BEGIN Data excerpts

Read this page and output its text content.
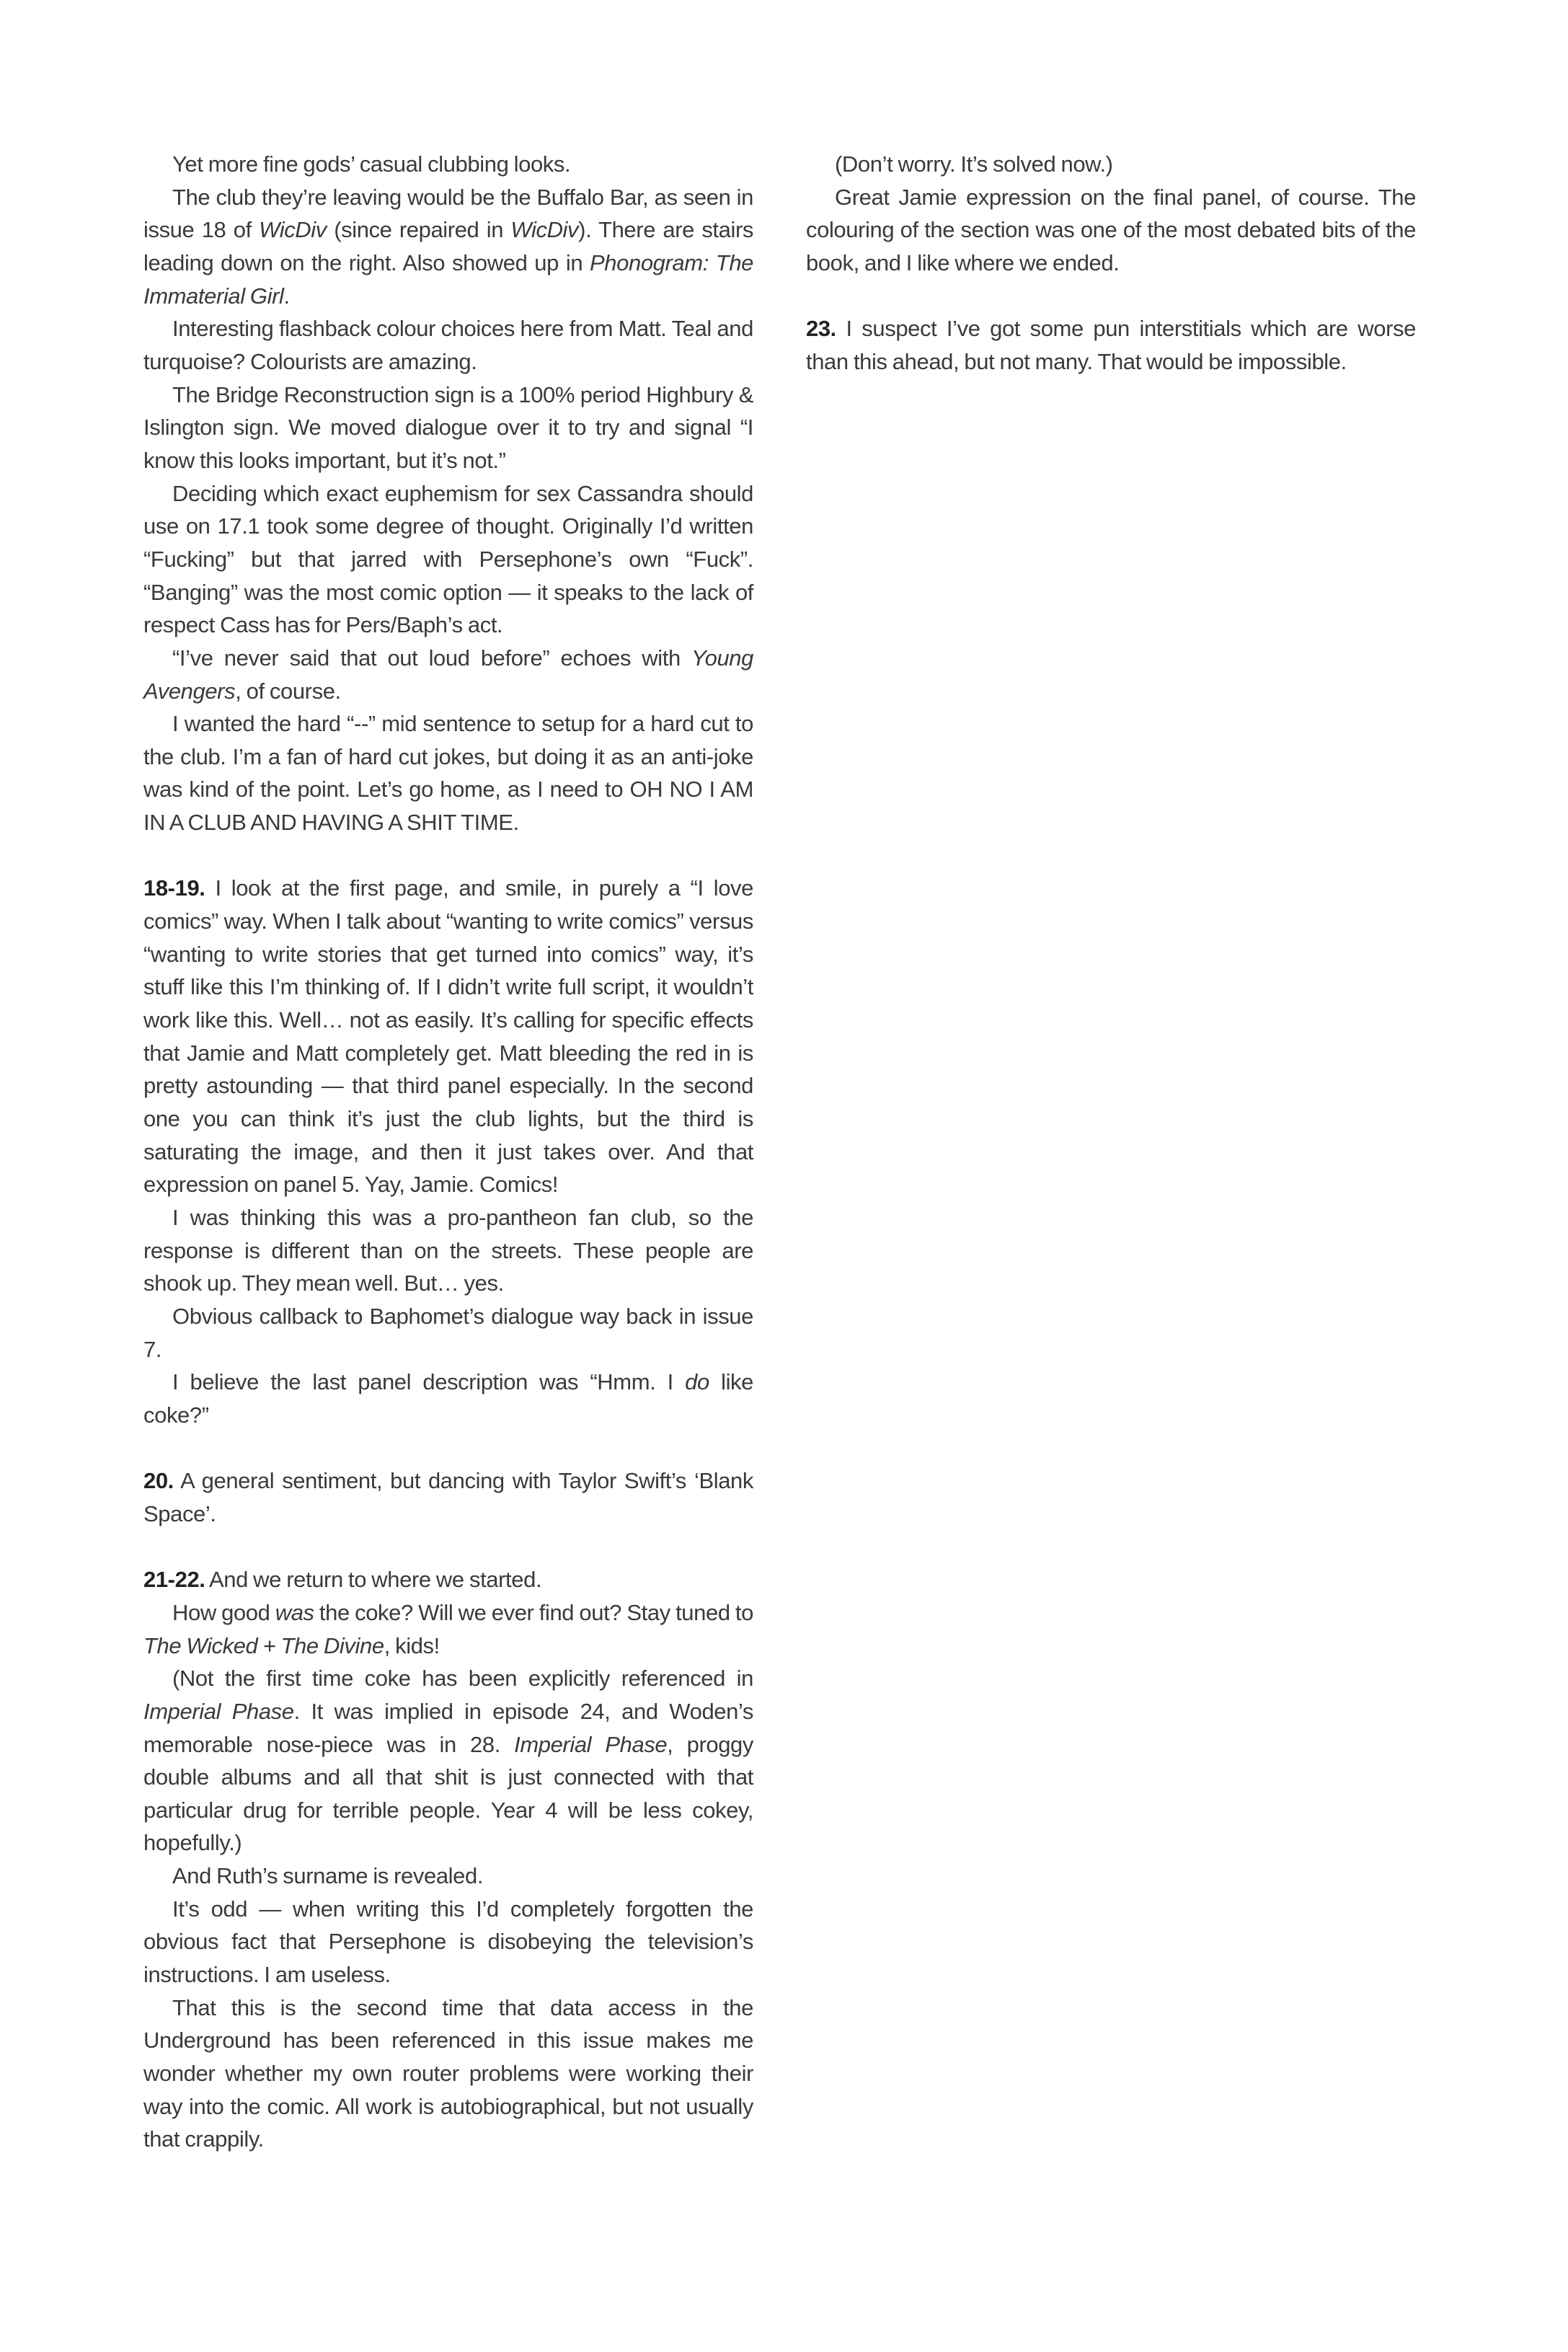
Yet more fine gods’ casual clubbing looks.

The club they’re leaving would be the Buffalo Bar, as seen in issue 18 of WicDiv (since repaired in WicDiv). There are stairs leading down on the right. Also showed up in Phonogram: The Immaterial Girl.

Interesting flashback colour choices here from Matt. Teal and turquoise? Colourists are amazing.

The Bridge Reconstruction sign is a 100% period Highbury & Islington sign. We moved dialogue over it to try and signal “I know this looks important, but it’s not.”

Deciding which exact euphemism for sex Cassandra should use on 17.1 took some degree of thought. Originally I’d written “Fucking” but that jarred with Persephone’s own “Fuck”. “Banging” was the most comic option — it speaks to the lack of respect Cass has for Pers/Baph’s act.

“I’ve never said that out loud before” echoes with Young Avengers, of course.

I wanted the hard “--” mid sentence to setup for a hard cut to the club. I’m a fan of hard cut jokes, but doing it as an anti-joke was kind of the point. Let’s go home, as I need to OH NO I AM IN A CLUB AND HAVING A SHIT TIME.

18-19. I look at the first page, and smile, in purely a “I love comics” way. When I talk about “wanting to write comics” versus “wanting to write stories that get turned into comics” way, it’s stuff like this I’m thinking of. If I didn’t write full script, it wouldn’t work like this. Well… not as easily. It’s calling for specific effects that Jamie and Matt completely get. Matt bleeding the red in is pretty astounding — that third panel especially. In the second one you can think it’s just the club lights, but the third is saturating the image, and then it just takes over. And that expression on panel 5. Yay, Jamie. Comics!

I was thinking this was a pro-pantheon fan club, so the response is different than on the streets. These people are shook up. They mean well. But… yes.

Obvious callback to Baphomet’s dialogue way back in issue 7.

I believe the last panel description was “Hmm. I do like coke?”

20. A general sentiment, but dancing with Taylor Swift’s ‘Blank Space’.

21-22. And we return to where we started.

How good was the coke? Will we ever find out? Stay tuned to The Wicked + The Divine, kids!

(Not the first time coke has been explicitly referenced in Imperial Phase. It was implied in episode 24, and Woden’s memorable nose-piece was in 28. Imperial Phase, proggy double albums and all that shit is just connected with that particular drug for terrible people. Year 4 will be less cokey, hopefully.)

And Ruth’s surname is revealed.

It’s odd — when writing this I’d completely forgotten the obvious fact that Persephone is disobeying the television’s instructions. I am useless.

That this is the second time that data access in the Underground has been referenced in this issue makes me wonder whether my own router problems were working their way into the comic. All work is autobiographical, but not usually that crappily.

(Don’t worry. It’s solved now.)

Great Jamie expression on the final panel, of course. The colouring of the section was one of the most debated bits of the book, and I like where we ended.

23. I suspect I’ve got some pun interstitials which are worse than this ahead, but not many. That would be impossible.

END Data excerpts

▸ **Set exercise**
Return every line holding the word "dialogue" from the records.

▸ **Reply**
The Bridge Reconstruction sign is a 100% period Highbury & Islington sign. We moved dialogue over it to try and signal “I know this looks important, but it’s not.”
Obvious callback to Baphomet’s dialogue way back in issue 7.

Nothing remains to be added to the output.